**TAREFA PROPOSTA 1**
Segundo o texto sobre lógica e o conceito de refugiado, o que o objeto da lógica contempla?
**TAREFA PROPOSTA 2**
Dê continuidade ao texto sobre lógica e o conceito de refugiado a partir da última frase apresentada.

**TRECHO FORNECIDO**
Marco Antonio Lima da Cruz Filho


RESUMO: O artigo aborda elementos da comunicação, notadamente as definições das palavras, valendo-se, de exemplo para discussão, do conceito de refugiado na Convenção de Genebra de 1951 e Lei de Refúgio. São abordados os requisitos que compõem o termo, definição normativa, bem como eventual ambiguidade, equívoco ou vagueza em sua disposição, sob o prisma da Lógica. Conclui-se pela necessária delimitação da extensão do conceito de refugiado, como via de desenvolvimento científico e melhor aplicação do instituto.

Palavras-chave: Lógica e Linguagem. Direito Internacional. Refugiados.

ABSTRACT: This research addresses the elements of communication and concept of words, analysing the difference between the definitions of refugee in the 1951 Geneva Convention and the Brazilian Refugee Law. Reference is made to the concept of ambiguity, misunderstanding and vagueness in comunication under the lens of Logic. It concludes by the necessary establishment of extension for the refugee concept, as a manner of scientific development.

Keywords: Logic and Communication. International Law. Refugee.

1 INTRODUÇÃO

O que é lógica? Qual a relação entre lógica e linguagem? Conceitos e definições? Ora, o objeto da lógica contempla o pensamento e a linguagem, que se distinguem tal como a palavra e o conceito, afinal, “consiste num discurso linguístico que se dirige a determinado campo de entidades” (BARROS, 2019, p. 175).

Nas comunicações, são utilizadas palavras que apresentam definições distintas em contextos diferentes, tendo em vista que “as palavras não tem um único conceito, este varia em razão da sua forma de uso” (TOMAZINI, 2009, p. 56).

Considerando, a exemplo, o enunciado “O refugiado é uma pessoa”, vê-se que refugiado e pessoa apresentam significações próprias e que, diante da estrutura, estão relacionadas, possibilitando inferir que todo refugiado é uma pessoa.

Por outro lado, há a proposição, que é a ideia que se busca passar, ou seja, o conteúdo da frase, independentemente da língua utilizada, tal como “The refugee is a person” ou “Not every person is a refugee”. A lógica, neste caso, integra a linguagem, mas com objeto e objetivo distintos.

Então, a Lógica, enquanto Ciência, auxilia a análise do pensamento em sua estrutura formal, bem como os respectivos métodos de raciocínio humano, objetivando sanar eventuais ruídos comunicacionais (IBIDEM, p. 144). Em algumas ocasiões, tais ruídos se encontram na própria definição do vocábulo ou na maneira que este é usado.

**INFORMAÇÕES FORNECIDAS**
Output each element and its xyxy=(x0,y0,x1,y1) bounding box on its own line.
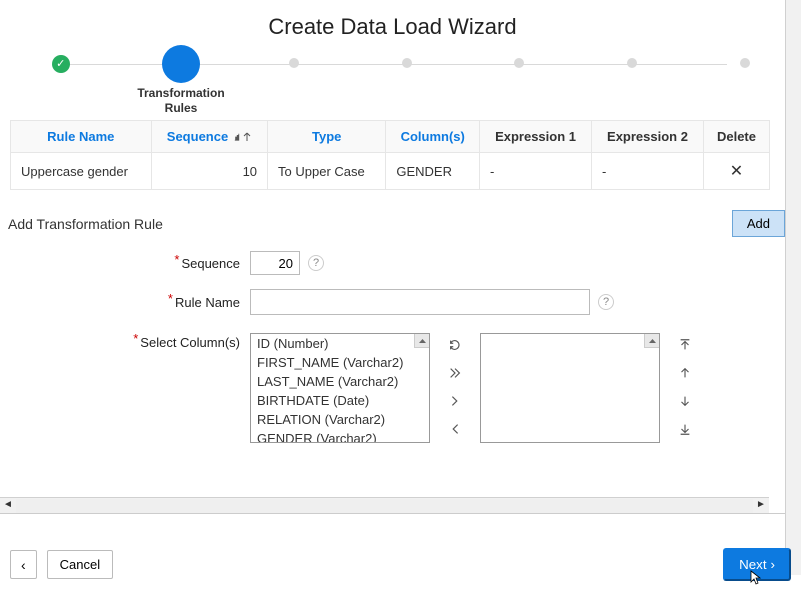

**RESPOSTA CORRETA 1**
O pensamento e a linguagem.

**RESPOSTA CORRETA 2**
Neste sentido, as definições operam como instrumentos linguísticos, sendo exteriorizados através de enunciados que, a depender do emprego, servem para informar, descrever, persuadir ou manifestar. Podem, ainda, ser referenciadas por palavras distintas, sem que se afaste seu verdadeiro sentido. Contudo, podem gerar vagueza ou ambiguidade, dificultando a transmissão da mensagem que se quer passar.

Assim, em razão da natureza complexa das significações, faz-se necessário estudo aprofundado sobre o instituto, uma vez que, quando mal utilizado, incide-se em problemática comunicacional, obscurecendo o real conceito das palavras, em contraponto ao que se busca alcançar através da lógica. É justamente o que se vê na temática dos refugiados.

O instituto do refúgio é disposto internacionalmente pela Convenção das Nações Unidas de 1951, formulada em Genebra, que é tida como o instrumento de maior relevância na matéria.

No caso brasileiro, há a Lei nº 9.474 de 1997, denominada Lei de Refúgio, que discute o tema em âmbito interno. De caráter humanitário, foi promulgada à luz das disposições contidas na supramencionada Convenção de 1951.

Não obstante, o regramento nacional fixa conceito de refugiado para além da definição clássica, ora disposta no instrumento que a motivou, abarcando não só o que migra por fundado temor de perseguição, mas também o que se move por grave e generalizada violação de direitos humanos.  

Assim, é imprescindível questionar se, sob o prisma da Lógica, quais os elementos que compõe o termo “refugiado”, sua definição, classe, bem como se há ambiguidade, vagueza ou equívoco no emprego da palavra, com base na Convenção de 1951 e Lei de Refúgio.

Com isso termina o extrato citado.